* **EXERCISE INPUTS**:

----

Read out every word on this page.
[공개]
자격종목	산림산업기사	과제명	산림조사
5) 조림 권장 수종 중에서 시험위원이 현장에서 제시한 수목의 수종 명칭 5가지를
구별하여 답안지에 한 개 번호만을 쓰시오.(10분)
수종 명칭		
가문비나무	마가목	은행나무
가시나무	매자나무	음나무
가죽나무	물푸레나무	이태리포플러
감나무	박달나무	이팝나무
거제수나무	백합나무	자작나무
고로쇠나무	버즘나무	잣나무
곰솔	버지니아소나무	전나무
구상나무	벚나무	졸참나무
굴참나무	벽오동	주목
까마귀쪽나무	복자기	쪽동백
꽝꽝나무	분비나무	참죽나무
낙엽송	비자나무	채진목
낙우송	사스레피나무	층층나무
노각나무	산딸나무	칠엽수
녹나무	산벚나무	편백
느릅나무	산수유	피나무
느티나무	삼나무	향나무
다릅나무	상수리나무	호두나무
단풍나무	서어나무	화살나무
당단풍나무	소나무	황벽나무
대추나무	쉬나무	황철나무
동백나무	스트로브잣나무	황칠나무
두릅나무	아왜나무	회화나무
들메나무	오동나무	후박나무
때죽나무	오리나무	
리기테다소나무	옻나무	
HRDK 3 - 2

----

* **WHAT NEEDS TO BE DONE**:
Copy all the records above precisely.

* **REPLY**:
Read out every word on this page.
[공개]
자격종목	산림산업기사	과제명	산림조사
5) 조림 권장 수종 중에서 시험위원이 현장에서 제시한 수목의 수종 명칭 5가지를
구별하여 답안지에 한 개 번호만을 쓰시오.(10분)
수종 명칭		
가문비나무	마가목	은행나무
가시나무	매자나무	음나무
가죽나무	물푸레나무	이태리포플러
감나무	박달나무	이팝나무
거제수나무	백합나무	자작나무
고로쇠나무	버즘나무	잣나무
곰솔	버지니아소나무	전나무
구상나무	벚나무	졸참나무
굴참나무	벽오동	주목
까마귀쪽나무	복자기	쪽동백
꽝꽝나무	분비나무	참죽나무
낙엽송	비자나무	채진목
낙우송	사스레피나무	층층나무
노각나무	산딸나무	칠엽수
녹나무	산벚나무	편백
느릅나무	산수유	피나무
느티나무	삼나무	향나무
다릅나무	상수리나무	호두나무
단풍나무	서어나무	화살나무
당단풍나무	소나무	황벽나무
대추나무	쉬나무	황철나무
동백나무	스트로브잣나무	황칠나무
두릅나무	아왜나무	회화나무
들메나무	오동나무	후박나무
때죽나무	오리나무	
리기테다소나무	옻나무	
HRDK 3 - 2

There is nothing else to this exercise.